Carry none of the pictures over; write out the complete data exactly.

Data records
───
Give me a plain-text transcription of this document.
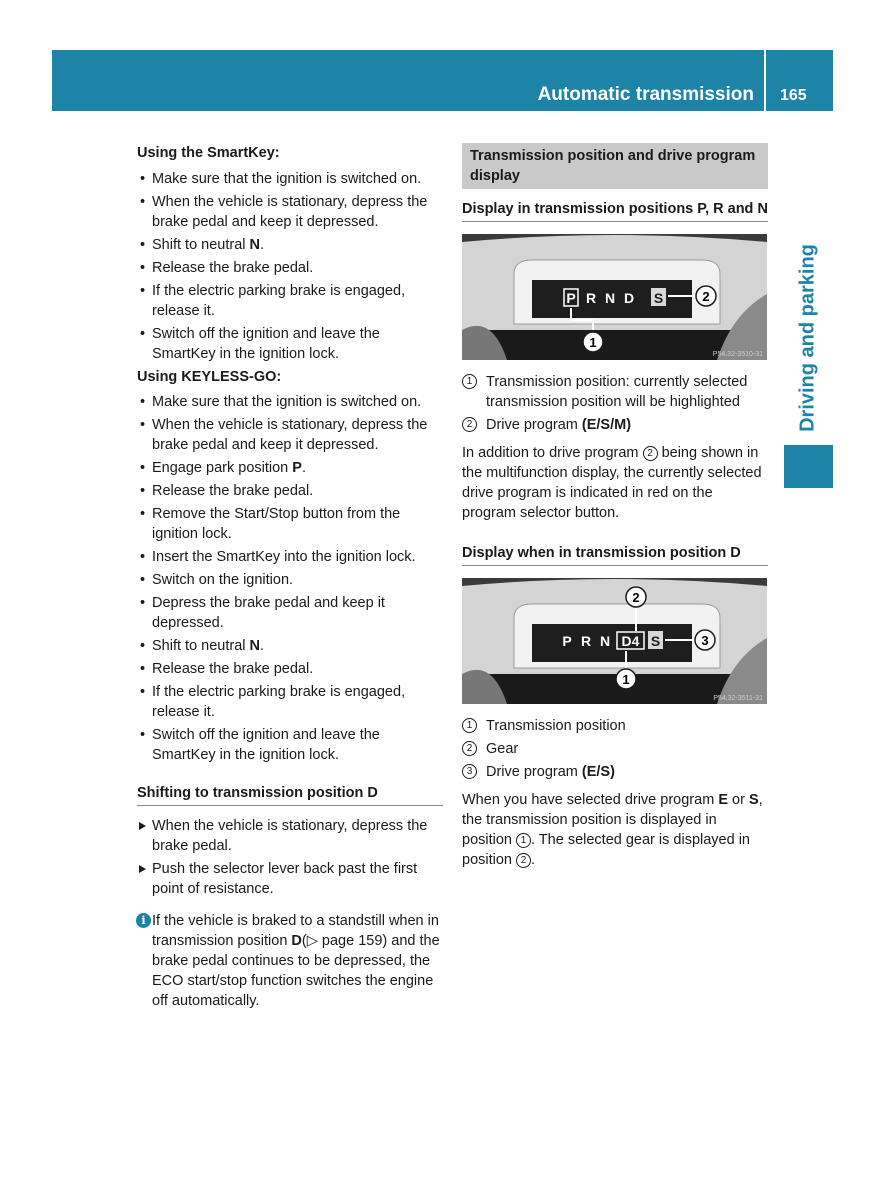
Automatic transmission 165
Driving and parking
Using the SmartKey:
• Make sure that the ignition is switched on.
• When the vehicle is stationary, depress the brake pedal and keep it depressed.
• Shift to neutral N.
• Release the brake pedal.
• If the electric parking brake is engaged, release it.
• Switch off the ignition and leave the SmartKey in the ignition lock.
Using KEYLESS-GO:
• Make sure that the ignition is switched on.
• When the vehicle is stationary, depress the brake pedal and keep it depressed.
• Engage park position P.
• Release the brake pedal.
• Remove the Start/Stop button from the ignition lock.
• Insert the SmartKey into the ignition lock.
• Switch on the ignition.
• Depress the brake pedal and keep it depressed.
• Shift to neutral N.
• Release the brake pedal.
• If the electric parking brake is engaged, release it.
• Switch off the ignition and leave the SmartKey in the ignition lock.
Shifting to transmission position D
When the vehicle is stationary, depress the brake pedal.
Push the selector lever back past the first point of resistance.
i If the vehicle is braked to a standstill when in transmission position D(▷ page 159) and the brake pedal continues to be depressed, the ECO start/stop function switches the engine off automatically.
Transmission position and drive program display
Display in transmission positions P, R and N
P R N D S	2
1
P54.32-3510-31
1 Transmission position: currently selected transmission position will be highlighted
2 Drive program (E/S/M)
In addition to drive program 2 being shown in the multifunction display, the currently selected drive program is indicated in red on the program selector button.
Display when in transmission position D
P R N D4 S	3
2
1
P54.32-3511-31
1 Transmission position
2 Gear
3 Drive program (E/S)
When you have selected drive program E or S, the transmission position is displayed in position 1 . The selected gear is displayed in position 2 .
───
- **Answer to the problem**
Give me a plain-text transcription of this document.
Automatic transmission 165
Driving and parking
Using the SmartKey:
• Make sure that the ignition is switched on.
• When the vehicle is stationary, depress the brake pedal and keep it depressed.
• Shift to neutral N.
• Release the brake pedal.
• If the electric parking brake is engaged, release it.
• Switch off the ignition and leave the SmartKey in the ignition lock.
Using KEYLESS-GO:
• Make sure that the ignition is switched on.
• When the vehicle is stationary, depress the brake pedal and keep it depressed.
• Engage park position P.
• Release the brake pedal.
• Remove the Start/Stop button from the ignition lock.
• Insert the SmartKey into the ignition lock.
• Switch on the ignition.
• Depress the brake pedal and keep it depressed.
• Shift to neutral N.
• Release the brake pedal.
• If the electric parking brake is engaged, release it.
• Switch off the ignition and leave the SmartKey in the ignition lock.
Shifting to transmission position D
When the vehicle is stationary, depress the brake pedal.
Push the selector lever back past the first point of resistance.
i If the vehicle is braked to a standstill when in transmission position D(▷ page 159) and the brake pedal continues to be depressed, the ECO start/stop function switches the engine off automatically.
Transmission position and drive program display
Display in transmission positions P, R and N
P R N D S	2
1
P54.32-3510-31
1 Transmission position: currently selected transmission position will be highlighted
2 Drive program (E/S/M)
In addition to drive program 2 being shown in the multifunction display, the currently selected drive program is indicated in red on the program selector button.
Display when in transmission position D
P R N D4 S	3
2
1
P54.32-3511-31
1 Transmission position
2 Gear
3 Drive program (E/S)
When you have selected drive program E or S, the transmission position is displayed in position 1 . The selected gear is displayed in position 2 .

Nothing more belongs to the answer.